» FRAGMENTO DEL DOCUMENTO:
□ □ □

Ekolore, una tienda para jugar, descubrir y crecer
En 2020, en plena pandemia me surgió la oportunidad de coger el relevo de Ekolore, poco a poco lo he ido transformando y creando un espacio muy personal.
Creo que el pequeño comercio y comercio local es un tesoro que debemos cuidar, sin el, los barrios, las calles, los pueblos no serían lo mismo, les faltaría luz, conversaciones, cercanía, color, en definitiva les faltaría vida.
Creo en lo comunitario y la economía circular como forma de vida y sostenibilidad.
Zoraida, el alma de Ekolore
Soy Zoraida la persona que esta detrás de Ekolore y madre de dos pequeños con los que me encanta compartir el juego y aprender en este viaje que es la maternidad.
Estudie Educación Social y Educación Infantil, ya como Educadora he trabajado en el ámbito social y el ocio y tiempo libre, en contacto directo con colectivos vulnerables e infancia, estas diferentes formaciones y mi experiencia me han llevado a la misma conclusión, el juego es imprescindible para el desarrollo del ser humano y la socialización.
Para ello selecciono cuidadosamente y mucho mimo los materiales que tengo en la tienda, y lo hago teniendo en cuenta el desarrollo de cada niño y niña, que fomenten la imaginación y la creatividad, ademas de que sean de buena calidad, duraderos, sostenibles y sin genero, para que su juego sea una experiencia enriquecedora y llena de conocimiento.
Para mi es fundamental el trato y la cercanía con los/as clientes/as, por eso me gusta escuchar, asesorar y acompañar lo mejor posible para elegir el juguete adecuado.
¿Jugamos?
El juego es algo instintivo, jugamos desde que nacemos, no hace falta que nadie nos enseñe a jugar. La necesidad de jugar forma parte de nuestra naturaleza.
A través del juego, exploramos, nos expresamos, entendemos y aprendemos sobre uno/a mismo/a, sobre la otra persona y sobre la vida. Desempeña un papel fundamental en el desarrollo y la salud infantil.
Sin embargo en los últimos años con la llegada de las Nuevas Tecnologías los/as niños/as cada vez están mas expuestos/as a las pantallas y juegan menos. Por ello como adultos/as tenemos la responsabilidad de promover el juego y acompañarlos en esos momentos, porque un niño y niña que juega es un niño y niña sano/a y feliz.

□ □ □

» ENTRADAS PROPORCIONADAS:
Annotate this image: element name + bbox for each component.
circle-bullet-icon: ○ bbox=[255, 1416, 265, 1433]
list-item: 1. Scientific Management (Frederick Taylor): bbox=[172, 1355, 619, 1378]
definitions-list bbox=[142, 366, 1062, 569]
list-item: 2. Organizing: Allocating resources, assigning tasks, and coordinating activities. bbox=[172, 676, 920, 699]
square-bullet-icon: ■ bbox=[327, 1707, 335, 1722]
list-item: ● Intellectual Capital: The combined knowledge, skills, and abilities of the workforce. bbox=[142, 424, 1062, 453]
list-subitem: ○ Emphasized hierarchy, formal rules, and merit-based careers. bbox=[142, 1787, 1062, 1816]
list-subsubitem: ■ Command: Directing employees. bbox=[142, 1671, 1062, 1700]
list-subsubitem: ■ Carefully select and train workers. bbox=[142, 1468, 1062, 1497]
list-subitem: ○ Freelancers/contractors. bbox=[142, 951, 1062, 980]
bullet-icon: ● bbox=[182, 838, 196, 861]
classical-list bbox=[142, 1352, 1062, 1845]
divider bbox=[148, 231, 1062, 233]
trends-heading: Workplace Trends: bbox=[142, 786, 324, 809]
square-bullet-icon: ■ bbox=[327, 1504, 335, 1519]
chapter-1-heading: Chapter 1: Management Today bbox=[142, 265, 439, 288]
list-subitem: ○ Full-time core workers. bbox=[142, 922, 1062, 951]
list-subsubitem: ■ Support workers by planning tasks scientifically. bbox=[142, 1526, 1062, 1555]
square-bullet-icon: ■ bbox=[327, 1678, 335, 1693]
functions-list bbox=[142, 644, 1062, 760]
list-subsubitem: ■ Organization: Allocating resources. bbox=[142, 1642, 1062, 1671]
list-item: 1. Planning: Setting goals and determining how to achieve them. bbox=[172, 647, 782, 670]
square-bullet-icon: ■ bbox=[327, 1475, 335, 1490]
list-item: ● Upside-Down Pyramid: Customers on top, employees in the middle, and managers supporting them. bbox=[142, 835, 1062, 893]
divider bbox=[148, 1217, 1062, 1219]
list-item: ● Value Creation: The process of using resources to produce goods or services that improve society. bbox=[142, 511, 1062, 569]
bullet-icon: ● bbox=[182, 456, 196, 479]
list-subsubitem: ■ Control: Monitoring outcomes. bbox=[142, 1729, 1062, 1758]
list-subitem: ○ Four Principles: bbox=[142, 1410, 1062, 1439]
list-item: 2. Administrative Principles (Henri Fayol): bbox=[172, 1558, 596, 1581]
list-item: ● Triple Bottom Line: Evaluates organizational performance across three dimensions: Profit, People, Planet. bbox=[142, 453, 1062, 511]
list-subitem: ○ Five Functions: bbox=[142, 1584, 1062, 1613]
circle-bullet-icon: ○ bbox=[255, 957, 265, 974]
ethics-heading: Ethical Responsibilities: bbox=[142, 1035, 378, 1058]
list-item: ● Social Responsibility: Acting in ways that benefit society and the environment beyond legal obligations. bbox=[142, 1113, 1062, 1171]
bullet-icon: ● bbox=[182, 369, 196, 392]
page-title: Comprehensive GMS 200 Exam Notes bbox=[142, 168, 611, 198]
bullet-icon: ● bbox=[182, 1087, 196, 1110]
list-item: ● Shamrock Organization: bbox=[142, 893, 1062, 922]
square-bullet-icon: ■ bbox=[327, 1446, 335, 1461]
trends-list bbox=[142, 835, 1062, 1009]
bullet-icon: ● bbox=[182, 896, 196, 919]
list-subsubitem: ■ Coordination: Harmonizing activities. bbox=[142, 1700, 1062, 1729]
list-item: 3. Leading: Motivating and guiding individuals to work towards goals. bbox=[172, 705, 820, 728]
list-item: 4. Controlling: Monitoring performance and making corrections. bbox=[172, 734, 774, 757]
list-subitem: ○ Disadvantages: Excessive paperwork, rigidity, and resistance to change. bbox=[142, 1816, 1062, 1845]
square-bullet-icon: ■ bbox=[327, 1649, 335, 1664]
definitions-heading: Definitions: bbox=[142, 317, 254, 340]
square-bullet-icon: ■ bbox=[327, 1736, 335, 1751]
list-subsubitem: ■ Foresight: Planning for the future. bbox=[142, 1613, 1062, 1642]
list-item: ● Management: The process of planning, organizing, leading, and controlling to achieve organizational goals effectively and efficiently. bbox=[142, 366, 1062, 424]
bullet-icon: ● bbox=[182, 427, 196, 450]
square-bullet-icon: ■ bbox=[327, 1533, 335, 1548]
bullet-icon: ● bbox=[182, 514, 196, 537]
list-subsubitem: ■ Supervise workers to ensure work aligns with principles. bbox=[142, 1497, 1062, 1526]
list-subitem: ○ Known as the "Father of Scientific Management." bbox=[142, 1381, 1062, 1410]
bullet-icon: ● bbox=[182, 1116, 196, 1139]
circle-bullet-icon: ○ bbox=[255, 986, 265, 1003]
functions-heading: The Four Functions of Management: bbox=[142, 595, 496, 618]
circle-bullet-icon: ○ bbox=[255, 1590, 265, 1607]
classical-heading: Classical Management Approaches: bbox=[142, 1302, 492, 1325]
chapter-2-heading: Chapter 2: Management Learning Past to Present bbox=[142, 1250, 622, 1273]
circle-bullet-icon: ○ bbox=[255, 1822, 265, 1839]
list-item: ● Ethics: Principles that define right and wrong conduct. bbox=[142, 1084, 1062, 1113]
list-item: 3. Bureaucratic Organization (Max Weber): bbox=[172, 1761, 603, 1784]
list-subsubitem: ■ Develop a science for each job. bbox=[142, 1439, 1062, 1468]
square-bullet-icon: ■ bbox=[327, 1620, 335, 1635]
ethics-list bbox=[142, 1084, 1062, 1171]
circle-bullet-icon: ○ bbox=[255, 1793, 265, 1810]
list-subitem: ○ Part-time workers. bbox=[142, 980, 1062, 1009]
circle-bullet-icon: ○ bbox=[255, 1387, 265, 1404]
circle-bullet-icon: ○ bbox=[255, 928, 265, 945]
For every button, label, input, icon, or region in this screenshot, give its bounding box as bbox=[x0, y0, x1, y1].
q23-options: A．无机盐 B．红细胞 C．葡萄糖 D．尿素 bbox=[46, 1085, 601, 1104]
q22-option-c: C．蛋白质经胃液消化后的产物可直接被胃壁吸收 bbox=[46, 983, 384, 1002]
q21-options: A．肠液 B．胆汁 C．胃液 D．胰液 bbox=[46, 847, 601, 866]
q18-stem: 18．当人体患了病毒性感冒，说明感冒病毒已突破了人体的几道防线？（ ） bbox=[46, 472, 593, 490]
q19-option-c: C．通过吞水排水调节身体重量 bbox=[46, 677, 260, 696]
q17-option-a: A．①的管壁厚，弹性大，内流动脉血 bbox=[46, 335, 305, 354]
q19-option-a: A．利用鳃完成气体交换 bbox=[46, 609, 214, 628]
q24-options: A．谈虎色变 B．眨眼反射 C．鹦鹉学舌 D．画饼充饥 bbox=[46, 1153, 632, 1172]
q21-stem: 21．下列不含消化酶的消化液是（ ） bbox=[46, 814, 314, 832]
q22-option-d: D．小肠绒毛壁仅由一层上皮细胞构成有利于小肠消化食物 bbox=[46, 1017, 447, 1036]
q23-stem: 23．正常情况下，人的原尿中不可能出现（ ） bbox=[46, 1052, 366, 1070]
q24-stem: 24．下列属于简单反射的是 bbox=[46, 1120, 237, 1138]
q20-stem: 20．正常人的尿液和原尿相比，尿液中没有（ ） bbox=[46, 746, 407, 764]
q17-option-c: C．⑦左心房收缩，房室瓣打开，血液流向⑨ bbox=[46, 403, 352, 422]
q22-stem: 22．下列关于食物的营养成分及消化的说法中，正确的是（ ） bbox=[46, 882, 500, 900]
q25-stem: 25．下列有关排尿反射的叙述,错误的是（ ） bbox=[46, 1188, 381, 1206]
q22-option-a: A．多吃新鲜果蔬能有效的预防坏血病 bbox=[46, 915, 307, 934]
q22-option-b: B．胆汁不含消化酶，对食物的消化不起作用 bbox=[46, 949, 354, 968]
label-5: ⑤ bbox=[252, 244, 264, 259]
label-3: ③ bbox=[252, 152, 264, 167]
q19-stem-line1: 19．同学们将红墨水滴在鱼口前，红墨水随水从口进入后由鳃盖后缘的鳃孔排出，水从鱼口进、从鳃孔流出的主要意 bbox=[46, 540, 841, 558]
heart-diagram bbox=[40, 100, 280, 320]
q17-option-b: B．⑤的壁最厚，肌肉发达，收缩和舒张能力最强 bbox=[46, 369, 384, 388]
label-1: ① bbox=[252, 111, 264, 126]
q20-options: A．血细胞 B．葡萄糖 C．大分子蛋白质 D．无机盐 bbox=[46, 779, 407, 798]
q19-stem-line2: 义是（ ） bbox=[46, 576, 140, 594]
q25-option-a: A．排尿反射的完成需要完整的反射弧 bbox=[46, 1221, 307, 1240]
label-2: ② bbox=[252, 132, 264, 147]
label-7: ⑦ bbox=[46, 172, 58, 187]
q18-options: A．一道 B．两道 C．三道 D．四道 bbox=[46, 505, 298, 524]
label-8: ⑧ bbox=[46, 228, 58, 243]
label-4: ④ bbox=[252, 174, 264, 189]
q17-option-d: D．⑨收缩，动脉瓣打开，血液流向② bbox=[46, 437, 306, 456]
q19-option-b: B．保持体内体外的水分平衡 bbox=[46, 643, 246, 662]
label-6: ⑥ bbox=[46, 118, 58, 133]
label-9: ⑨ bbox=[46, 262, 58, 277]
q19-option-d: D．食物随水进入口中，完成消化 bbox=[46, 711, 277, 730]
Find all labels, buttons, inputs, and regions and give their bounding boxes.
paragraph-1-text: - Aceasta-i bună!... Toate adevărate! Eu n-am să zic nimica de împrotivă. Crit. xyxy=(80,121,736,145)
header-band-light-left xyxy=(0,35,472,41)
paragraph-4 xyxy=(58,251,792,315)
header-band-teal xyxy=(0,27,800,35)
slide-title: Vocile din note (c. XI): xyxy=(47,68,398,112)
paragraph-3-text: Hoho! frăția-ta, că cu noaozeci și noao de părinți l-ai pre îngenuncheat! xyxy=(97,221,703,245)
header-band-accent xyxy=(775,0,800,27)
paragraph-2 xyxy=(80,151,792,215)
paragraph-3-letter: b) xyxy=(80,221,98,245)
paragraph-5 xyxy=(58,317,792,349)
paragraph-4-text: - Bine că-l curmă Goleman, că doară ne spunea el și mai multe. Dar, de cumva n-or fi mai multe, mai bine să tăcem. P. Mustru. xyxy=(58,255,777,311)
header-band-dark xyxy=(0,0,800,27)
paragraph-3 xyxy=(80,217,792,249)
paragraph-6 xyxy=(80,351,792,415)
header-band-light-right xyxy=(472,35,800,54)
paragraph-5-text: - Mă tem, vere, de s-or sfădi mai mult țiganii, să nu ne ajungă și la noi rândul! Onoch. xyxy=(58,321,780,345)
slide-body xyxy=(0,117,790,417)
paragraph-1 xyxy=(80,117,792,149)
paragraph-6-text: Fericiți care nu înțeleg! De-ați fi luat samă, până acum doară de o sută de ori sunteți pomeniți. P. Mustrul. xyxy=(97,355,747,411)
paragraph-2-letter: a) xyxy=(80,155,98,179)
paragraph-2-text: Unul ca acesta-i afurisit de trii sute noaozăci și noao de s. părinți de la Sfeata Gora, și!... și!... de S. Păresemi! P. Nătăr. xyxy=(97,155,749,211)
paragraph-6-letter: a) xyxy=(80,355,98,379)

□ □ □

» ACTIVIDADES:
(1) ¿En qué año tomó Zoraida el relevo de la tienda, según el texto sobre Ekolore?
(2) Devuelve sin cambios el pasaje del texto sobre Ekolore que empieza en las palabras "Creo en lo comunitario" y termina después de "es la maternidad.".

» RESPUESTAS POR TAREA:
(1) En 2020, en plena pandemia.

(2)
Creo en lo comunitario y la economía circular como forma de vida y sostenibilidad.
Zoraida, el alma de Ekolore
Soy Zoraida la persona que esta detrás de Ekolore y madre de dos pequeños con los que me encanta compartir el juego y aprender en este viaje que es la maternidad.